MATERIAL PROVIDED:
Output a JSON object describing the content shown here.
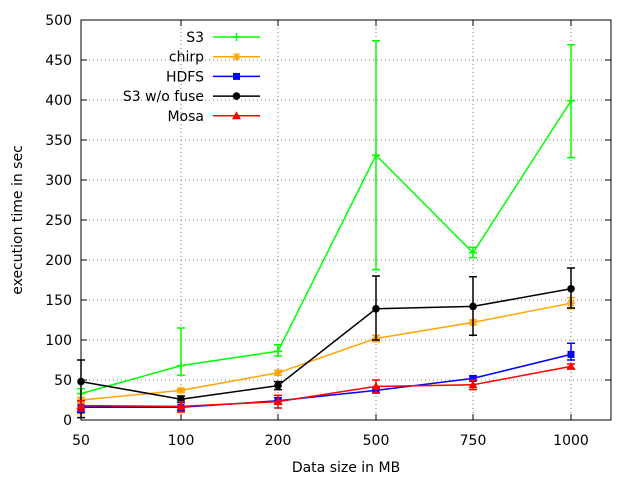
{
  "chart_data": {
    "type": "line",
    "title": "",
    "xlabel": "Data size in MB",
    "ylabel": "execution time in sec",
    "categories": [
      "50",
      "100",
      "200",
      "500",
      "750",
      "1000"
    ],
    "ylim": [
      0,
      500
    ],
    "yticks": [
      0,
      50,
      100,
      150,
      200,
      250,
      300,
      350,
      400,
      450,
      500
    ],
    "grid": true,
    "legend_position": "top-left",
    "series": [
      {
        "name": "S3",
        "color": "#00ff00",
        "marker": "plus",
        "values": [
          33,
          68,
          86,
          331,
          209,
          399
        ],
        "err_low": [
          22,
          56,
          80,
          188,
          203,
          328
        ],
        "err_high": [
          39,
          115,
          94,
          474,
          216,
          469
        ]
      },
      {
        "name": "chirp",
        "color": "#ffa500",
        "marker": "star",
        "values": [
          25,
          37,
          59,
          102,
          122,
          146
        ],
        "err_low": [
          22,
          35,
          56,
          98,
          119,
          139
        ],
        "err_high": [
          28,
          39,
          62,
          106,
          125,
          153
        ]
      },
      {
        "name": "HDFS",
        "color": "#0000ff",
        "marker": "square",
        "values": [
          16,
          16,
          24,
          37,
          52,
          82
        ],
        "err_low": [
          9,
          11,
          20,
          34,
          49,
          75
        ],
        "err_high": [
          24,
          22,
          28,
          40,
          55,
          96
        ]
      },
      {
        "name": "S3 w/o fuse",
        "color": "#000000",
        "marker": "circle",
        "values": [
          48,
          26,
          43,
          139,
          142,
          164
        ],
        "err_low": [
          3,
          23,
          38,
          100,
          106,
          140
        ],
        "err_high": [
          75,
          30,
          48,
          180,
          179,
          190
        ]
      },
      {
        "name": "Mosa",
        "color": "#ff0000",
        "marker": "triangle",
        "values": [
          18,
          17,
          23,
          42,
          44,
          67
        ],
        "err_low": [
          11,
          10,
          15,
          34,
          38,
          64
        ],
        "err_high": [
          24,
          23,
          31,
          50,
          50,
          70
        ]
      }
    ]
  }
}
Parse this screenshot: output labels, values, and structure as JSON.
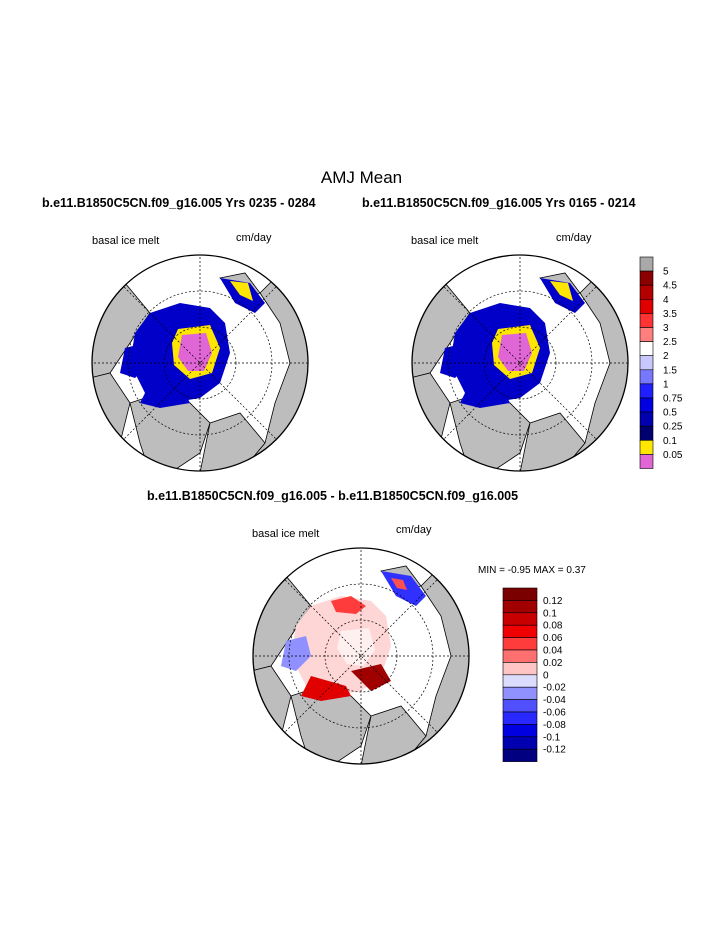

REQUIRED WORK: Quote all the records verbatim, dropping any pictures from your copy.

RESULT FOR THIS TASK:
Output a JSON object describing the content shown here.
{
  "chart_data": {
    "type": "line",
    "title": "",
    "xlabel": "Data size in MB",
    "ylabel": "execution time in sec",
    "categories": [
      "50",
      "100",
      "200",
      "500",
      "750",
      "1000"
    ],
    "ylim": [
      0,
      500
    ],
    "yticks": [
      0,
      50,
      100,
      150,
      200,
      250,
      300,
      350,
      400,
      450,
      500
    ],
    "grid": true,
    "legend_position": "top-left",
    "series": [
      {
        "name": "S3",
        "color": "#00ff00",
        "marker": "plus",
        "values": [
          33,
          68,
          86,
          331,
          209,
          399
        ],
        "err_low": [
          22,
          56,
          80,
          188,
          203,
          328
        ],
        "err_high": [
          39,
          115,
          94,
          474,
          216,
          469
        ]
      },
      {
        "name": "chirp",
        "color": "#ffa500",
        "marker": "star",
        "values": [
          25,
          37,
          59,
          102,
          122,
          146
        ],
        "err_low": [
          22,
          35,
          56,
          98,
          119,
          139
        ],
        "err_high": [
          28,
          39,
          62,
          106,
          125,
          153
        ]
      },
      {
        "name": "HDFS",
        "color": "#0000ff",
        "marker": "square",
        "values": [
          16,
          16,
          24,
          37,
          52,
          82
        ],
        "err_low": [
          9,
          11,
          20,
          34,
          49,
          75
        ],
        "err_high": [
          24,
          22,
          28,
          40,
          55,
          96
        ]
      },
      {
        "name": "S3 w/o fuse",
        "color": "#000000",
        "marker": "circle",
        "values": [
          48,
          26,
          43,
          139,
          142,
          164
        ],
        "err_low": [
          3,
          23,
          38,
          100,
          106,
          140
        ],
        "err_high": [
          75,
          30,
          48,
          180,
          179,
          190
        ]
      },
      {
        "name": "Mosa",
        "color": "#ff0000",
        "marker": "triangle",
        "values": [
          18,
          17,
          23,
          42,
          44,
          67
        ],
        "err_low": [
          11,
          10,
          15,
          34,
          38,
          64
        ],
        "err_high": [
          24,
          23,
          31,
          50,
          50,
          70
        ]
      }
    ]
  }
}
Parse this screenshot: output labels, values, and structure as JSON.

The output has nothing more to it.